Collin Slattery learns which kinds of connections fulfill, and which are unsatisfying in comparison, in his experiment in avoiding social media.
I did not start 30 days without social media with the idea of conducting an experiment and its effects. I closed my Facebook account as a spur-of-the-moment thing and decided after the fact that I wanted to turn it into an experiment. The fact that I started it on a whim meant I did not strategically select the best time for it. The anniversary of my father’s death fell in the middle of the month, and I was sick for almost two weeks of the experiment. It is hard to feel good and active when you’re sick and grieving. Going about my daily activities during a constant heat wave in New York City with a sore throat, runny nose, and fever made it virtually impossible for me to want to do things. I wasn’t exactly eager to meet new people or strike up conversations when sporting a box-a-day tissue habit. It wasn’t all bad news, of course. My severely injured elbow finally seems to be fully healed, and I was able to play golf for the first time in a year on the 4th of July.
For years, the majority of my socializing was through the internet. I was a hardcore MMORPG player for almost a decade, and I spent between 40 and 100 hours a week playing games. Since beginning my experiment, I have found that socializing in person, even just chatting with a cashier or coworker, is much more important and more fulfilling to me. I came to realize over the course of the month that socializing online and socializing in person are two completely different things, and how I react on a physical and emotional level to in-person contact is different from how I react to online interaction.
Without the online social interaction during the experiment, I felt more isolated but less lonely, and I experienced less social anxiety. Instead of worrying about being ignored on Facebook or feeling left out when other people were doing things, I felt that my alone time had some value. I wasn’t sitting around being alone because I was being left out on Facebook; I was alone because I chose to be alone. I could use that time however I wanted, which is exactly what I did. I finally picked up the guitar, which I have wanted to do for years but was afraid that people would judge me for being a beginner. Instead, I am playing for no other reason than my own enjoyment, and I’m loving every minute of it.

WRITTEN TASK 1: Rewrite every line of the collected data listing below as a numbered list, leaving out any blank lines.

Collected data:
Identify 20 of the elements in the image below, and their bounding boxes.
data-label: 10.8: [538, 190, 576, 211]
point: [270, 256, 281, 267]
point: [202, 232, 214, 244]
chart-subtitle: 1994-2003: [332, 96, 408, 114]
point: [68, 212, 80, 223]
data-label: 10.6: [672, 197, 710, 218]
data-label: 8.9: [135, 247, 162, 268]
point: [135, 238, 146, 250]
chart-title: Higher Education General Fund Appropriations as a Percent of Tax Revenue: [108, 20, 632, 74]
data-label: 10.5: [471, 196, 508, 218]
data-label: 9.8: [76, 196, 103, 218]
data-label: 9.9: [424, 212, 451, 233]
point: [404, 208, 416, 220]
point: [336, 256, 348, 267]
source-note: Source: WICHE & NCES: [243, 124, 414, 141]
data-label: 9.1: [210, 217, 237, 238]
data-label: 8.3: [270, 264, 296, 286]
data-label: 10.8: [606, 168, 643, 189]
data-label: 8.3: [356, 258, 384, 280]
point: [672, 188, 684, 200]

WRITTEN TASK 2: Please continue the account of a month without social media, picking up after its final sentence.

WRITTEN REPLY 1:
1. Identify 20 of the elements in the image below, and their bounding boxes.
2. data-label: 10.8: [538, 190, 576, 211]
3. point: [270, 256, 281, 267]
4. point: [202, 232, 214, 244]
5. chart-subtitle: 1994-2003: [332, 96, 408, 114]
6. point: [68, 212, 80, 223]
7. data-label: 10.6: [672, 197, 710, 218]
8. data-label: 8.9: [135, 247, 162, 268]
9. point: [135, 238, 146, 250]
10. chart-title: Higher Education General Fund Appropriations as a Percent of Tax Revenue: [108, 20, 632, 74]
11. data-label: 10.5: [471, 196, 508, 218]
12. data-label: 9.8: [76, 196, 103, 218]
13. data-label: 9.9: [424, 212, 451, 233]
14. point: [404, 208, 416, 220]
15. point: [336, 256, 348, 267]
16. source-note: Source: WICHE & NCES: [243, 124, 414, 141]
17. data-label: 9.1: [210, 217, 237, 238]
18. data-label: 8.3: [270, 264, 296, 286]
19. data-label: 10.8: [606, 168, 643, 189]
20. data-label: 8.3: [356, 258, 384, 280]
21. point: [672, 188, 684, 200]

WRITTEN REPLY 2:
Today, I am not as concerned about what other people think; I am not trying to curate an image of myself online to share in an effort to make people like me. Many, myself included, use Facebook to create an unrealistically rosy and perfect image of our lives. I have done many things because it will look good on Facebook, rather than actually doing something I want to do. As long as I was doing something, I felt an obligation to post that on Facebook, and starting something new—learning now to play the guitar, for example – is something I would be embarrassed to share on Facebook. In a world of oversharing, not sharing is difficult. The whole world doesn’t need to know about what I’m doing offline, and there is no judgment to be concerned about if I am not sharing everything with the world.
One thing that I have come to realize is that I jump into things with incredibly unrealistic expectations, and I don’t put in the necessary effort to potentially reach those expectations. I started this project expecting to be some social butterfly with a packed social calendar and dozens of new friends at the end of it, but I didn’t put in the effort to make it happen. I just expected that it would happen on its own. Nothing really happens on its own: you always need to put in the effort. Like playing the guitar and talking to cashiers, they both felt awkward at first, but I got better at them and found them more fulfilling than the social media activities with which I used to fill my time.
I’ve enjoyed the break from social media. I’m 23 years old and I’ve been on Facebook since 2005 (I think) and Sconex (a social network for high school kids) even longer. My entire life has been largely spent interacting online, and it was different and enjoyable to have real life be a more prominent part of my experience.
Now that the experiment is over, I will be reactivating Facebook, but I won’t be going back to my regular habits. I think it is a good tool to have; however, I don’t think it should be used as a social outlet. I doubt that I’ll spend much time posting on Facebook or following what other people are doing. It will just be another way for people to get in touch with me.
I feel that this has been a valuable experience for me, and I think it would be a worthwhile experience for people who don’t really get a lot out of social media. I imagine there are many people who get very little out of Facebook. It is also a massive time sink, and I had a lot more time for work and other things this month.
I believe that many of us collect friends on Facebook and “friend” people who aren’t really friends. This is aided by the fact that Facebook lets people have a passive relationship with their friends: the news feed comes to you; you don’t have to seek it out. If someone stops showing up in your news feed, are you even going to notice?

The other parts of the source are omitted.